=== GIVEN EXERCISE ===
Recast the material below as a Markdown table with two columns, Row and Entry, giving each nonblank line its own numbered row and skipping blank lines. Leave the pictures out of your answer.
*** RECORDS
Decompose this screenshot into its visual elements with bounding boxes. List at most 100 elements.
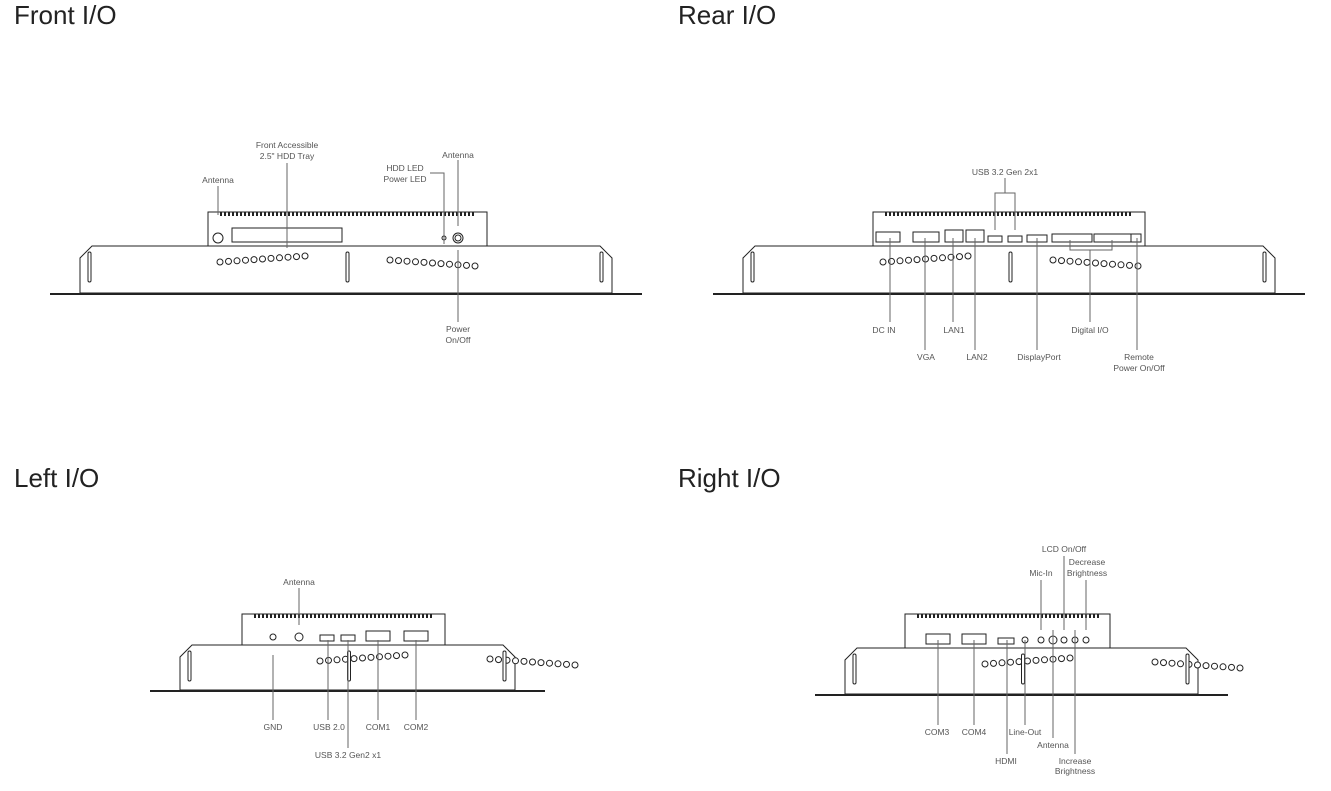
heatsink-fin (941, 614, 943, 618)
screw (446, 260, 453, 268)
screw (250, 256, 258, 264)
heatsink-fin (957, 212, 959, 216)
screw (888, 257, 895, 265)
heatsink-fin (398, 614, 400, 618)
com1-port (365, 630, 391, 642)
mounting-slot (1185, 653, 1190, 685)
heatsink-fin (356, 212, 358, 216)
heatsink-fin (262, 614, 264, 618)
heatsink-fin (360, 212, 362, 216)
heatsink-fin (404, 212, 406, 216)
base-plate (713, 293, 1305, 295)
screw (1041, 656, 1048, 664)
heatsink-fin (332, 212, 334, 216)
screw (1160, 659, 1167, 667)
screw (316, 657, 324, 665)
base-plate (815, 694, 1228, 696)
heatsink-fin (342, 614, 344, 618)
heatsink-fin (240, 212, 242, 216)
mounting-slot (345, 251, 350, 283)
front-antenna-left-label: Antenna (202, 175, 234, 185)
heatsink-fin (1089, 212, 1091, 216)
heatsink-fin (1101, 212, 1103, 216)
heatsink-fin (406, 614, 408, 618)
right-lcd-label: LCD On/Off (1041, 544, 1087, 554)
heatsink-fin (424, 212, 426, 216)
heatsink-fin (312, 212, 314, 216)
screw (981, 660, 989, 668)
heatsink-fin (278, 614, 280, 618)
heatsink-fin (228, 212, 230, 216)
screw (386, 256, 394, 264)
heatsink-fin (941, 212, 943, 216)
heatsink-fin (400, 212, 402, 216)
heatsink-fin (949, 212, 951, 216)
heatsink-fin (1017, 212, 1019, 216)
screw (930, 254, 938, 262)
heatsink-fin (981, 614, 983, 618)
heatsink-fin (378, 614, 380, 618)
heatsink-fin (1093, 614, 1095, 618)
heatsink-fin (256, 212, 258, 216)
screw (554, 660, 562, 668)
heatsink-fin (1057, 614, 1059, 618)
screw (1177, 660, 1184, 668)
heatsink-fin (464, 212, 466, 216)
heatsink-fin (1117, 212, 1119, 216)
heatsink-fin (270, 614, 272, 618)
heatsink-fin (933, 212, 935, 216)
heatsink-fin (1037, 614, 1039, 618)
heatsink-fin (1065, 212, 1067, 216)
heatsink-fin (472, 212, 474, 216)
heatsink-fin (1025, 614, 1027, 618)
screw (1032, 656, 1040, 664)
screw (1211, 662, 1218, 670)
heatsink-fin (901, 212, 903, 216)
screw (1202, 662, 1210, 670)
heatsink-fin (254, 614, 256, 618)
screw (563, 660, 570, 668)
heatsink-fin (925, 212, 927, 216)
screw (546, 659, 553, 667)
screw (571, 661, 579, 669)
right-antenna-label: Antenna (1037, 740, 1069, 750)
heatsink-fin (1077, 212, 1079, 216)
screw (429, 259, 436, 267)
screw (301, 252, 309, 260)
screw (384, 652, 392, 660)
heatsink-fin (318, 614, 320, 618)
screw (896, 257, 904, 265)
heatsink-fin (248, 212, 250, 216)
heatsink-fin (402, 614, 404, 618)
screw (1075, 258, 1082, 266)
front-io-device (50, 211, 642, 295)
heatsink-fin (1077, 614, 1079, 618)
gnd-icon (269, 633, 277, 641)
heatsink-fin (1057, 212, 1059, 216)
heatsink-fin (985, 212, 987, 216)
heatsink-fin (224, 212, 226, 216)
heatsink-fin (274, 614, 276, 618)
lan1-port (944, 229, 964, 243)
heatsink-fin (382, 614, 384, 618)
right-increase-label-1: Increase (1058, 756, 1092, 766)
screw (1049, 256, 1057, 264)
screw (463, 261, 470, 269)
heatsink-fin (1089, 614, 1091, 618)
digital-io-port (1051, 233, 1093, 243)
heatsink-fin (953, 212, 955, 216)
heatsink-fin (432, 212, 434, 216)
front-leader-lines (217, 160, 459, 322)
heatsink-fin (388, 212, 390, 216)
heatsink-fin (358, 614, 360, 618)
mounting-slot (599, 251, 604, 283)
heatsink-fin (220, 212, 222, 216)
screw (1168, 659, 1176, 667)
heatsink-fin (953, 614, 955, 618)
heatsink-fin (408, 212, 410, 216)
mounting-slot (187, 650, 192, 682)
heatsink-fin (1061, 212, 1063, 216)
heatsink-fin (1029, 212, 1031, 216)
heatsink-fin (372, 212, 374, 216)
******
=== EXERCISE RESULT ===
| Row | Entry |
|---|---|
| 1 | Decompose this screenshot into its visual elements with bounding boxes. List at most 100 elements. |
| 2 | heatsink-fin (941, 614, 943, 618) |
| 3 | screw (446, 260, 453, 268) |
| 4 | screw (250, 256, 258, 264) |
| 5 | heatsink-fin (957, 212, 959, 216) |
| 6 | screw (888, 257, 895, 265) |
| 7 | heatsink-fin (398, 614, 400, 618) |
| 8 | com1-port (365, 630, 391, 642) |
| 9 | mounting-slot (1185, 653, 1190, 685) |
| 10 | heatsink-fin (356, 212, 358, 216) |
| 11 | heatsink-fin (262, 614, 264, 618) |
| 12 | heatsink-fin (360, 212, 362, 216) |
| 13 | heatsink-fin (404, 212, 406, 216) |
| 14 | base-plate (713, 293, 1305, 295) |
| 15 | screw (1041, 656, 1048, 664) |
| 16 | heatsink-fin (332, 212, 334, 216) |
| 17 | screw (1160, 659, 1167, 667) |
| 18 | screw (316, 657, 324, 665) |
| 19 | base-plate (815, 694, 1228, 696) |
| 20 | heatsink-fin (342, 614, 344, 618) |
| 21 | heatsink-fin (240, 212, 242, 216) |
| 22 | mounting-slot (345, 251, 350, 283) |
| 23 | front-antenna-left-label: Antenna (202, 175, 234, 185) |
| 24 | heatsink-fin (1089, 212, 1091, 216) |
| 25 | heatsink-fin (1101, 212, 1103, 216) |
| 26 | heatsink-fin (406, 614, 408, 618) |
| 27 | right-lcd-label: LCD On/Off (1041, 544, 1087, 554) |
| 28 | heatsink-fin (424, 212, 426, 216) |
| 29 | heatsink-fin (312, 212, 314, 216) |
| 30 | screw (981, 660, 989, 668) |
| 31 | heatsink-fin (278, 614, 280, 618) |
| 32 | heatsink-fin (228, 212, 230, 216) |
| 33 | screw (386, 256, 394, 264) |
| 34 | heatsink-fin (941, 212, 943, 216) |
| 35 | heatsink-fin (400, 212, 402, 216) |
| 36 | heatsink-fin (949, 212, 951, 216) |
| 37 | heatsink-fin (1017, 212, 1019, 216) |
| 38 | screw (930, 254, 938, 262) |
| 39 | heatsink-fin (981, 614, 983, 618) |
| 40 | heatsink-fin (378, 614, 380, 618) |
| 41 | heatsink-fin (1093, 614, 1095, 618) |
| 42 | heatsink-fin (256, 212, 258, 216) |
| 43 | screw (554, 660, 562, 668) |
| 44 | heatsink-fin (1057, 614, 1059, 618) |
| 45 | screw (1177, 660, 1184, 668) |
| 46 | heatsink-fin (464, 212, 466, 216) |
| 47 | heatsink-fin (1117, 212, 1119, 216) |
| 48 | heatsink-fin (270, 614, 272, 618) |
| 49 | heatsink-fin (933, 212, 935, 216) |
| 50 | heatsink-fin (1037, 614, 1039, 618) |
| 51 | heatsink-fin (1065, 212, 1067, 216) |
| 52 | heatsink-fin (472, 212, 474, 216) |
| 53 | heatsink-fin (1025, 614, 1027, 618) |
| 54 | screw (1032, 656, 1040, 664) |
| 55 | screw (1211, 662, 1218, 670) |
| 56 | heatsink-fin (901, 212, 903, 216) |
| 57 | screw (1202, 662, 1210, 670) |
| 58 | heatsink-fin (254, 614, 256, 618) |
| 59 | screw (563, 660, 570, 668) |
| 60 | heatsink-fin (925, 212, 927, 216) |
| 61 | screw (546, 659, 553, 667) |
| 62 | screw (571, 661, 579, 669) |
| 63 | right-antenna-label: Antenna (1037, 740, 1069, 750) |
| 64 | heatsink-fin (1077, 212, 1079, 216) |
| 65 | screw (429, 259, 436, 267) |
| 66 | screw (301, 252, 309, 260) |
| 67 | screw (384, 652, 392, 660) |
| 68 | heatsink-fin (318, 614, 320, 618) |
| 69 | screw (896, 257, 904, 265) |
| 70 | heatsink-fin (248, 212, 250, 216) |
| 71 | heatsink-fin (402, 614, 404, 618) |
| 72 | screw (1075, 258, 1082, 266) |
| 73 | front-io-device (50, 211, 642, 295) |
| 74 | heatsink-fin (1077, 614, 1079, 618) |
| 75 | gnd-icon (269, 633, 277, 641) |
| 76 | heatsink-fin (1057, 212, 1059, 216) |
| 77 | heatsink-fin (985, 212, 987, 216) |
| 78 | heatsink-fin (224, 212, 226, 216) |
| 79 | heatsink-fin (274, 614, 276, 618) |
| 80 | lan1-port (944, 229, 964, 243) |
| 81 | heatsink-fin (382, 614, 384, 618) |
| 82 | right-increase-label-1: Increase (1058, 756, 1092, 766) |
| 83 | screw (1049, 256, 1057, 264) |
| 84 | screw (463, 261, 470, 269) |
| 85 | heatsink-fin (1089, 614, 1091, 618) |
| 86 | digital-io-port (1051, 233, 1093, 243) |
| 87 | heatsink-fin (953, 212, 955, 216) |
| 88 | heatsink-fin (432, 212, 434, 216) |
| 89 | front-leader-lines (217, 160, 459, 322) |
| 90 | heatsink-fin (388, 212, 390, 216) |
| 91 | heatsink-fin (358, 614, 360, 618) |
| 92 | mounting-slot (599, 251, 604, 283) |
| 93 | heatsink-fin (220, 212, 222, 216) |
| 94 | screw (1168, 659, 1176, 667) |
| 95 | heatsink-fin (953, 614, 955, 618) |
| 96 | heatsink-fin (408, 212, 410, 216) |
| 97 | mounting-slot (187, 650, 192, 682) |
| 98 | heatsink-fin (1061, 212, 1063, 216) |
| 99 | heatsink-fin (1029, 212, 1031, 216) |
| 100 | heatsink-fin (372, 212, 374, 216) |